Extracted records
........

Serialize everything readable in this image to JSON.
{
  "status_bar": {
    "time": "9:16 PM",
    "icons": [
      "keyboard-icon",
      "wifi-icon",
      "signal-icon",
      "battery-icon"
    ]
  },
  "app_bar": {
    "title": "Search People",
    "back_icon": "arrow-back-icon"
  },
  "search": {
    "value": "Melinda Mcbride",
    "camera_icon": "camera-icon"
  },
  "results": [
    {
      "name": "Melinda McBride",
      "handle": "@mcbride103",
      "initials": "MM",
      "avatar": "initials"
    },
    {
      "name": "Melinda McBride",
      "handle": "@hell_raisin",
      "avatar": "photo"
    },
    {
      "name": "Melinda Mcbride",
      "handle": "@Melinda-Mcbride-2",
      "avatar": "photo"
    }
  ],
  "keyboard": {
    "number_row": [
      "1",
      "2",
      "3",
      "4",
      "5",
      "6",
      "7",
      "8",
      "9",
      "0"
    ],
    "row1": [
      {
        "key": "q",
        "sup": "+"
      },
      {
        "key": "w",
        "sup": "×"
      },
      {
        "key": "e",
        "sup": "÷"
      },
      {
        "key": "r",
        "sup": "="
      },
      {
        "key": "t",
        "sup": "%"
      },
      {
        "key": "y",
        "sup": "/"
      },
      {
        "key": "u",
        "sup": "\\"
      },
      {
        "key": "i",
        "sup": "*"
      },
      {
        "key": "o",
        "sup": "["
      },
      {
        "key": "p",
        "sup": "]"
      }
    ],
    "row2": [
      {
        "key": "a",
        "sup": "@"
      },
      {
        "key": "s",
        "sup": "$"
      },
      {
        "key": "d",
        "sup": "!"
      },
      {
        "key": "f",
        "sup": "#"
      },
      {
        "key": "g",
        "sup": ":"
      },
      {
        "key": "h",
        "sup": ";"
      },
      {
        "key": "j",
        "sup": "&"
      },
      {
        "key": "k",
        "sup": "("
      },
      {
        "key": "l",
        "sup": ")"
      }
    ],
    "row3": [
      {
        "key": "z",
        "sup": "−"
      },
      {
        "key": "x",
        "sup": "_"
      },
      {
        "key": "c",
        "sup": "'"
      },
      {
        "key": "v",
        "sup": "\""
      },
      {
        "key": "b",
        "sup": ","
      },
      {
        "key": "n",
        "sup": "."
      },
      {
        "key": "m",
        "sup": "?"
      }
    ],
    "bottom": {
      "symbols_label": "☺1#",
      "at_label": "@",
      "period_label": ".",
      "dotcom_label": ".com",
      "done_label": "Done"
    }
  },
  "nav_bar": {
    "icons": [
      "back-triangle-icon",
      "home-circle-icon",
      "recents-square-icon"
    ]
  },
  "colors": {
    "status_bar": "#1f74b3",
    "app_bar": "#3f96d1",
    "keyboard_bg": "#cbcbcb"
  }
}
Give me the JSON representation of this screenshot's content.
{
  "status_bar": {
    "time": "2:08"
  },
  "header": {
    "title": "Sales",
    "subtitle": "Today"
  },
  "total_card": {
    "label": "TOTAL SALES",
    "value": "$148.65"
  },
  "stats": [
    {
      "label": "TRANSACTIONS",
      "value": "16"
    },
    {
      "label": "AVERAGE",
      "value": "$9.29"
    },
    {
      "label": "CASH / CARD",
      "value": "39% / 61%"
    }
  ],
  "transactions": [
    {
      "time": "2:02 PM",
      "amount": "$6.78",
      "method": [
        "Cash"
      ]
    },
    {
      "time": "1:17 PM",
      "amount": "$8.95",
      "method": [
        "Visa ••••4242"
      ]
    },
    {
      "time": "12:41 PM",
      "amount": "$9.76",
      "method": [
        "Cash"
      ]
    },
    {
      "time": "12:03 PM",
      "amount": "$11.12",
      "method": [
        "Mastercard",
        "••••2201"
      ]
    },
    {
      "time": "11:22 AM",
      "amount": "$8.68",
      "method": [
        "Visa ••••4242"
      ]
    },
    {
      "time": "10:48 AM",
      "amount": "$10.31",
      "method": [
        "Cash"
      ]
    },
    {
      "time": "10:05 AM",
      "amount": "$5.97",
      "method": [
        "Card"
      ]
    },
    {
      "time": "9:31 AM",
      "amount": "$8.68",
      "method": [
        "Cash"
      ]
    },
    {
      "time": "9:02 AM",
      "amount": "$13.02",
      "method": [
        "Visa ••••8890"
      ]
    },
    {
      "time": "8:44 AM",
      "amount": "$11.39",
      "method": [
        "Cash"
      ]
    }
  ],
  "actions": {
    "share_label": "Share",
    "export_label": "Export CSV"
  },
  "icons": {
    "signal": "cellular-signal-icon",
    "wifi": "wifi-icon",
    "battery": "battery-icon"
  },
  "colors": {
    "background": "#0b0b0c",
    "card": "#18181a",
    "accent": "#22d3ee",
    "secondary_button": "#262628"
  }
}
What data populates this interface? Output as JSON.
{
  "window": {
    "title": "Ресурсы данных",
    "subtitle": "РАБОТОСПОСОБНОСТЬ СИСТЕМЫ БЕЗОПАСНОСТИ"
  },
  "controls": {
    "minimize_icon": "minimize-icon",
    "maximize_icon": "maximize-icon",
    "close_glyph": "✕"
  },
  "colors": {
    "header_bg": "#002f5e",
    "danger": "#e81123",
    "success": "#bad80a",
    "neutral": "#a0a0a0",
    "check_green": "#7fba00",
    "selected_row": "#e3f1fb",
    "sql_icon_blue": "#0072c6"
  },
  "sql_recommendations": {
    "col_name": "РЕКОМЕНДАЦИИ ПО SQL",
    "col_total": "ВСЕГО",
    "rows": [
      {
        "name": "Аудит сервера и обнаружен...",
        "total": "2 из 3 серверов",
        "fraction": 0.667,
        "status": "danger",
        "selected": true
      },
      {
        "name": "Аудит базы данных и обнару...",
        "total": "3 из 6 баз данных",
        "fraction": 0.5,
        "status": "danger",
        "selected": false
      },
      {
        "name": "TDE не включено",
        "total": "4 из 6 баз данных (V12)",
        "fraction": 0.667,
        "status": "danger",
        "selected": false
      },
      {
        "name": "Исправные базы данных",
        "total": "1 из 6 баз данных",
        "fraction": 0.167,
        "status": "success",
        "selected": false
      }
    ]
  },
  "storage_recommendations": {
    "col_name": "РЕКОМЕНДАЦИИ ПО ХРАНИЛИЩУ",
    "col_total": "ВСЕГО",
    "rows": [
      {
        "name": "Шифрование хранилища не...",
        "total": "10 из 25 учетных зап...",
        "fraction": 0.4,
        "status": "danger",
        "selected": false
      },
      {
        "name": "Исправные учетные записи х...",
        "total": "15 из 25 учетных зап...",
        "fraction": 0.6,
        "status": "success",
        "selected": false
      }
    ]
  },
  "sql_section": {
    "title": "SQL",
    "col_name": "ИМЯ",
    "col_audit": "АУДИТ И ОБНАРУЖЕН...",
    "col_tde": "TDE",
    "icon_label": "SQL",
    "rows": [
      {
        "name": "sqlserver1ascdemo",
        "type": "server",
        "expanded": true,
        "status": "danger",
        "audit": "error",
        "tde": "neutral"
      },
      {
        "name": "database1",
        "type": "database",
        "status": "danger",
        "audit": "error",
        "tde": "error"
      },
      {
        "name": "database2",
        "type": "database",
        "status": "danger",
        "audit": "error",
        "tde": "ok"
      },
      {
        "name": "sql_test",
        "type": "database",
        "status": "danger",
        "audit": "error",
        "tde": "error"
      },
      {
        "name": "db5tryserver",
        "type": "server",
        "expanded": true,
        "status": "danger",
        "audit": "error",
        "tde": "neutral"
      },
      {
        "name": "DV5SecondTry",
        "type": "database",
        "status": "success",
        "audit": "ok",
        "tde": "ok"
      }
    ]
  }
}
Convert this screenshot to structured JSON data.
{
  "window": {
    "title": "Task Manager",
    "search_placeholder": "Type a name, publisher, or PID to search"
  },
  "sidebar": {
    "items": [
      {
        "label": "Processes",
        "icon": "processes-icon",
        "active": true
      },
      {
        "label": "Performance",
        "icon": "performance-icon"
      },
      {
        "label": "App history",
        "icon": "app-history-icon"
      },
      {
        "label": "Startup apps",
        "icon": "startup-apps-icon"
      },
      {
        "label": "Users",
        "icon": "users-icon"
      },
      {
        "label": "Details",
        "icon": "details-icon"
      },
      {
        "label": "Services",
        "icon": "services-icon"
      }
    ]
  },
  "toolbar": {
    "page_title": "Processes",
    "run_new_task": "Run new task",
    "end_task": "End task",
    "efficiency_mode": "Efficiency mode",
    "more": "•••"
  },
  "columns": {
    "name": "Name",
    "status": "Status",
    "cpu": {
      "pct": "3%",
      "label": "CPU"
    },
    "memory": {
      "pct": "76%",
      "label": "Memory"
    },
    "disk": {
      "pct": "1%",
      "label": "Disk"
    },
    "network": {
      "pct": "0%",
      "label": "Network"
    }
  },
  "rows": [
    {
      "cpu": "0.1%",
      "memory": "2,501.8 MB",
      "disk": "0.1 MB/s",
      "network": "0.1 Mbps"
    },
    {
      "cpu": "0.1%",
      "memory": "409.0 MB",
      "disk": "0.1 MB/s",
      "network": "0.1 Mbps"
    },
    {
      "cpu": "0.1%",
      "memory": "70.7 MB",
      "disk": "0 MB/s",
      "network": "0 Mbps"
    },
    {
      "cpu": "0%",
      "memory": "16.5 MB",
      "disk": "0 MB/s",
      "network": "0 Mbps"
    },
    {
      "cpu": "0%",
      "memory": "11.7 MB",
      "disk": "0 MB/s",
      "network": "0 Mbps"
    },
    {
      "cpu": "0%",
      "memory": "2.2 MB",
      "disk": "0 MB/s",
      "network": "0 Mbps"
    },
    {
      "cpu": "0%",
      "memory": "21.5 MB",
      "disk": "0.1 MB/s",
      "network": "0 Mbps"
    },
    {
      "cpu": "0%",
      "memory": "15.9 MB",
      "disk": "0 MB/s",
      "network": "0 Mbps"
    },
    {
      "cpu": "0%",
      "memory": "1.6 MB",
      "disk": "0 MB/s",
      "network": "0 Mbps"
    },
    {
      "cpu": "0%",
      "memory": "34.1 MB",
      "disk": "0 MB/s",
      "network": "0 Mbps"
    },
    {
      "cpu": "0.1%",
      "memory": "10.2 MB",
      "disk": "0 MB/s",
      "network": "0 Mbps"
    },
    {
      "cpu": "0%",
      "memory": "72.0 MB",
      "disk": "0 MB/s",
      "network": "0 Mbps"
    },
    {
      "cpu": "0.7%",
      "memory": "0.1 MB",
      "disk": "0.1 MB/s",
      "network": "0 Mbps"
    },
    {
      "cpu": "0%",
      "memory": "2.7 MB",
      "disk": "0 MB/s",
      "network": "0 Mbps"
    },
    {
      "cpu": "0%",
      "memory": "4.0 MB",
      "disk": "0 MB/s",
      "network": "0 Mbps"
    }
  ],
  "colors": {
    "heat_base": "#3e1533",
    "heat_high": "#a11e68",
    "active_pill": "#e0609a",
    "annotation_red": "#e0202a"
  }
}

........

What to do =>
From the records above, pull out every line containing the word "signal".

The completed task =>
      "signal-icon",
    "signal": "cellular-signal-icon",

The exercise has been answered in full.